THE PROBLEM
Find out how many lines of the material contain the string "факультета" and give only that figure.
<<<<
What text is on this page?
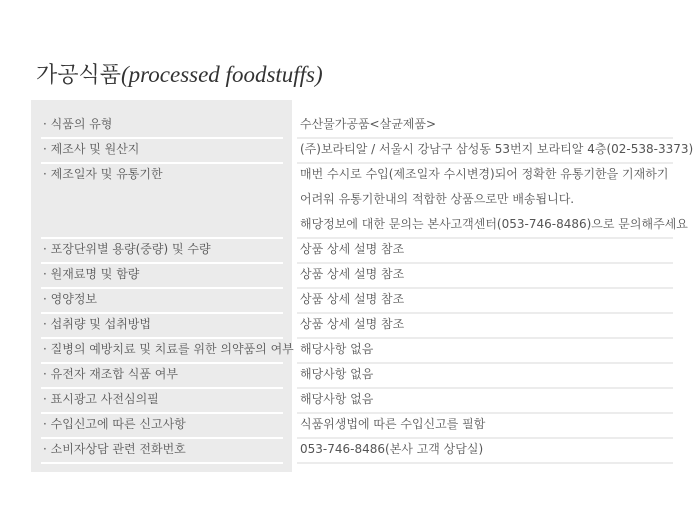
가공식품(processed foodstuffs)
· 식품의 유형	수산물가공품<살균제품>
· 제조사 및 원산지	(주)보라티알 / 서울시 강남구 삼성동 53번지 보라티알 4층(02-538-3373)
· 제조일자 및 유통기한	매번 수시로 수입(제조일자 수시변경)되어 정확한 유통기한을 기재하기
어려워 유통기한내의 적합한 상품으로만 배송됩니다.
해당정보에 대한 문의는 본사고객센터(053-746-8486)으로 문의해주세요
· 포장단위별 용량(중량) 및 수량	상품 상세 설명 참조
· 원재료명 및 함량	상품 상세 설명 참조
· 영양정보	상품 상세 설명 참조
· 섭취량 및 섭취방법	상품 상세 설명 참조
· 질병의 예방치료 및 치료를 위한 의약품의 여부 해당사항 없음
· 유전자 재조합 식품 여부	해당사항 없음
· 표시광고 사전심의필	해당사항 없음
· 수입신고에 따른 신고사항	식품위생법에 따른 수입신고를 필함
· 소비자상담 관련 전화번호	053-746-8486(본사 고객 상담실)
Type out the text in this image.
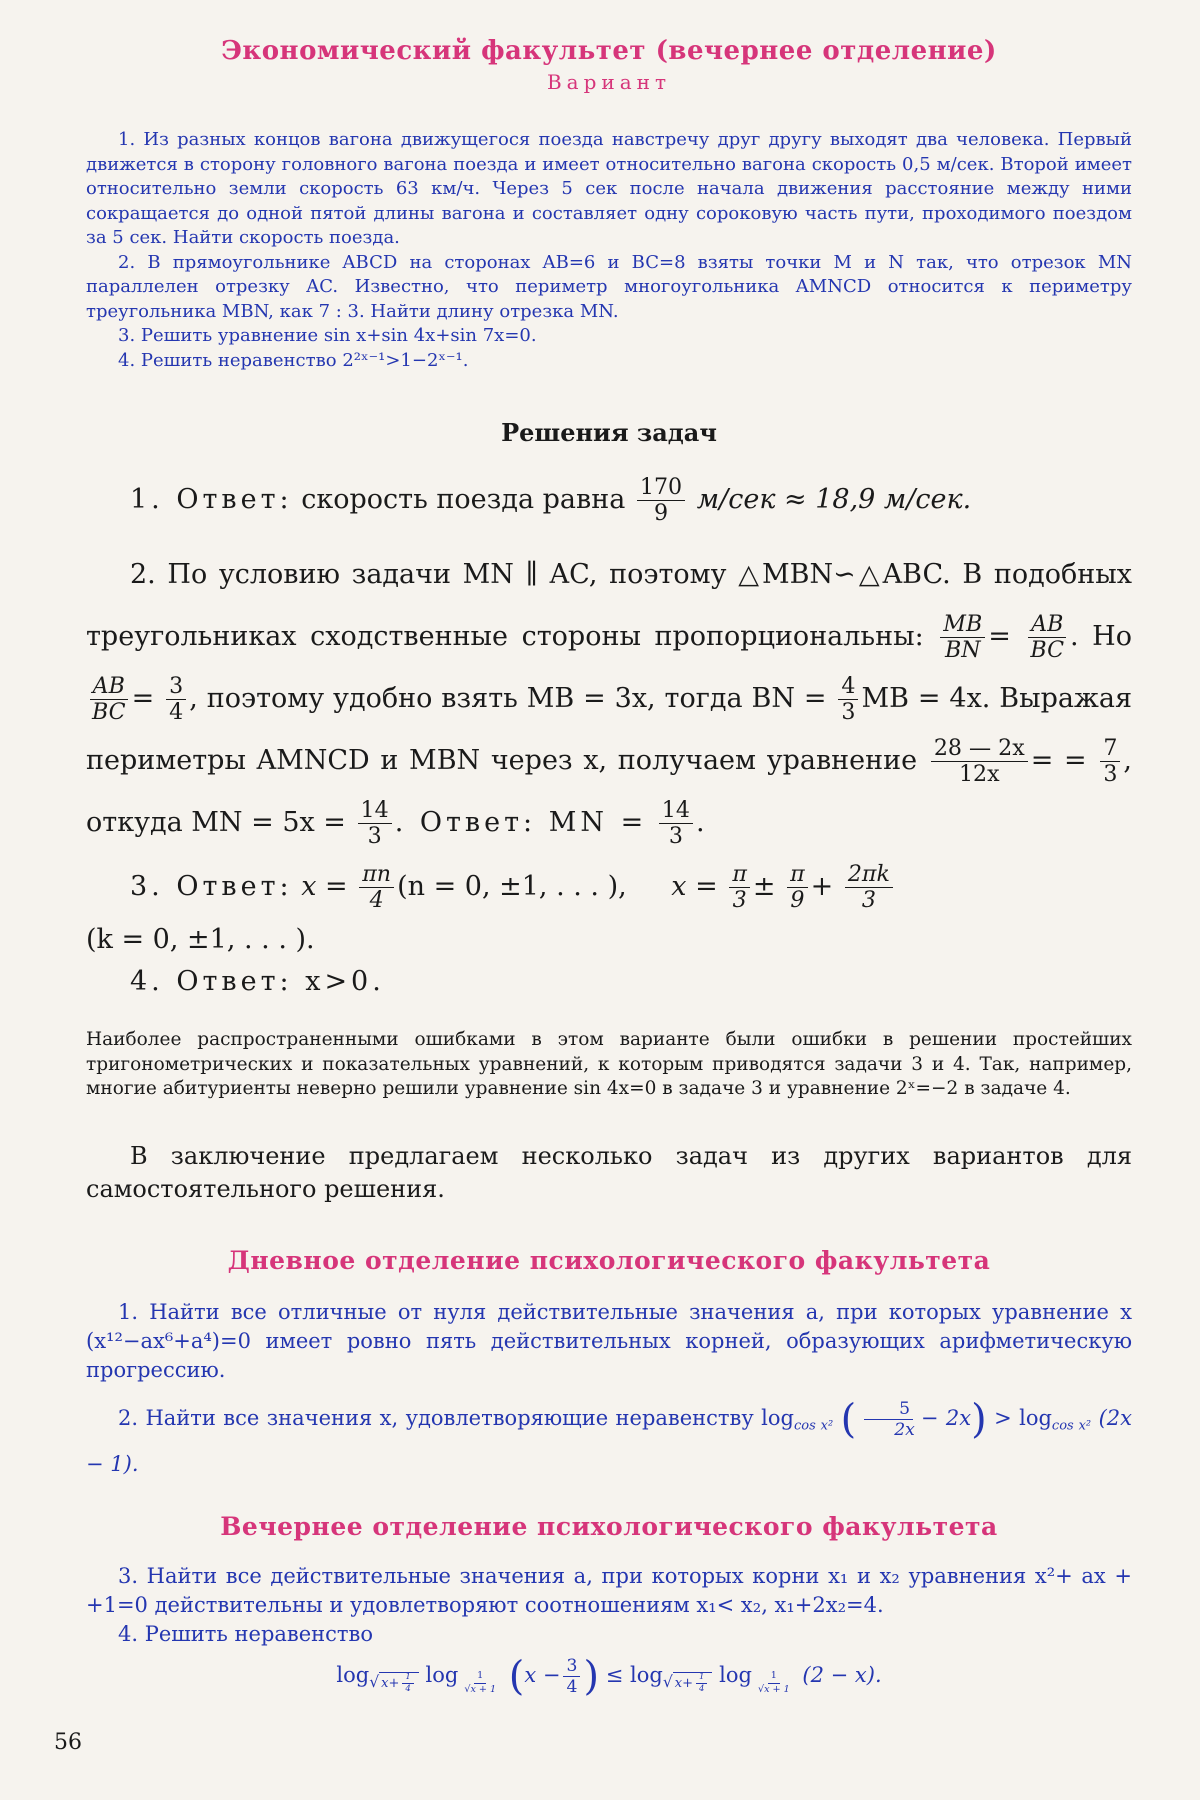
Экономический факультет (вечернее отделение)
Вариант
1. Из разных концов вагона движущегося поезда навстречу друг другу выходят два человека. Первый движется в сторону головного вагона поезда и имеет относительно вагона скорость 0,5 м/сек. Второй имеет относительно земли скорость 63 км/ч. Через 5 сек после начала движения расстояние между ними сокращается до одной пятой длины вагона и составляет одну сороковую часть пути, проходимого поездом за 5 сек. Найти скорость поезда.
2. В прямоугольнике ABCD на сторонах AB=6 и BC=8 взяты точки M и N так, что отрезок MN параллелен отрезку AC. Известно, что периметр многоугольника AMNCD относится к периметру треугольника MBN, как 7 : 3. Найти длину отрезка MN.
3. Решить уравнение sin x+sin 4x+sin 7x=0.
4. Решить неравенство 2²ˣ⁻¹>1−2ˣ⁻¹.
Решения задач
1. Ответ: скорость поезда равна $\frac{170}{9} м/сек \approx 18,9$ м/сек.
2. По условию задачи MN ∥ AC, поэтому △MBN∽△ABC. В подобных треугольниках сходственные стороны пропорциональны: $\frac{MB}{BN} = \frac{AB}{BC}$ . Но
$\frac{AB}{BC} = \frac{3}{4}$ , поэтому удобно взять MB = 3x, тогда BN = $\frac{4}{3}$ MB = 4x. Выражая периметры AMNCD и MBN через x, получаем уравнение $\frac{28 — 2x}{12x}$ = = $\frac{7}{3}$ , откуда MN = $5x = \frac{14}{3}$ . Ответ: MN = $\frac{14}{3}$ .
3. Ответ: $x = \frac{\pi n}{4} (n = 0$, ±1, . . . ), $x = \frac{\pi}{3} \pm \frac{\pi}{9} + \frac{2\pi k}{3}$
(k = 0, ±1, . . . ).
4. Ответ: x>0.
Наиболее распространенными ошибками в этом варианте были ошибки в решении простейших тригонометрических и показательных уравнений, к которым приводятся задачи 3 и 4. Так, например, многие абитуриенты неверно решили уравнение sin 4x=0 в задаче 3 и уравнение 2ˣ=−2 в задаче 4.
В заключение предлагаем несколько задач из других вариантов для самостоятельного решения.
Дневное отделение психологического факультета
1. Найти все отличные от нуля действительные значения a, при которых уравнение x (x¹²−ax⁶+a⁴)=0 имеет ровно пять действительных корней, образующих арифметическую прогрессию.
2. Найти все значения x, удовлетворяющие неравенству $\log_{cos x^2}$ ( $\frac{5}{2x} - 2x) > \log_{cos x^2} (2x - 1)$.
Вечернее отделение психологического факультета
3. Найти все действительные значения a, при которых корни x₁ и x₂ уравнения x²+ ax + +1=0 действительны и удовлетворяют соотношениям x₁< x₂, x₁+2x₂=4.
4. Решить неравенство
$\log_{√ x+ \frac{1}{4}} \log _{\frac{1}{√x + 1}}$ ($x - \frac{3}{4}$ ) ≤ $\log_{√ x+ \frac{1}{4}} \log _{\frac{1}{√x + 1}}$ (2 − x).
56
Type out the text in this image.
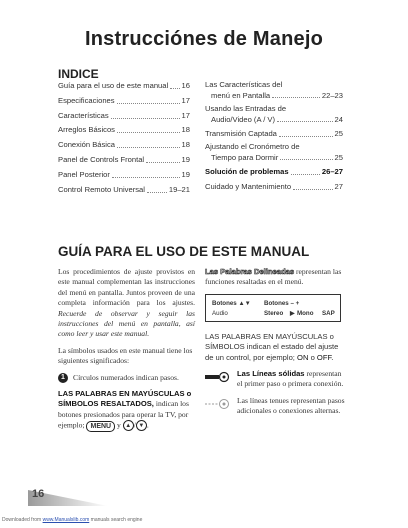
Instrucciónes de Manejo
INDICE
Guía para el uso de este manual 16
Especificaciones	17
Características	17
Arreglos Básicos	18
Conexión Básica	18
Panel de Controls Frontal	19
Panel Posterior	19
Control Remoto Universal	19–21
Las Características del
menú en Pantalla	22–23
Usando las Entradas de
Audio/Video (A / V)	24
Transmisión Captada	25
Ajustando el Cronómetro de
Tiempo para Dormir	25
Solución de problemas	26–27
Cuidado y Mantenimiento	27
GUÍA PARA EL USO DE ESTE MANUAL

Los procedimientos de ajuste provistos en este manual complementan las instrucciones del menú en pantalla. Juntos proveen de una completa información para los ajustes. Recuerde de observar y seguir las instrucciones del menú en pantalla, así como leer y usar este manual.

La símbolos usados en este manual tiene los siguientes significados:

1	Círculos numerados indican pasos.

LAS PALABRAS EN MAYÚSCULAS o SÍMBOLOS RESALTADOS, indican los botones presionados para operar la TV, por ejemplo; MENU y ▲ / ▼ .

Las Palabras Delineadas representan las funciones resaltadas en el menú.

Botones ▲▼ Botones – +
Audio	Stereo ▶ Mono SAP

LAS PALABRAS EN MAYÚSCULAS o SÍMBOLOS indican el estado del ajuste de un control, por ejemplo; ON o OFF.

Las Líneas sólidas representan el primer paso o primera conexión.
Las líneas tenues representan pasos adicionales o conexiones alternas.
16
Downloaded from www.Manualslib.com manuals search engine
>>>>
RESULT
2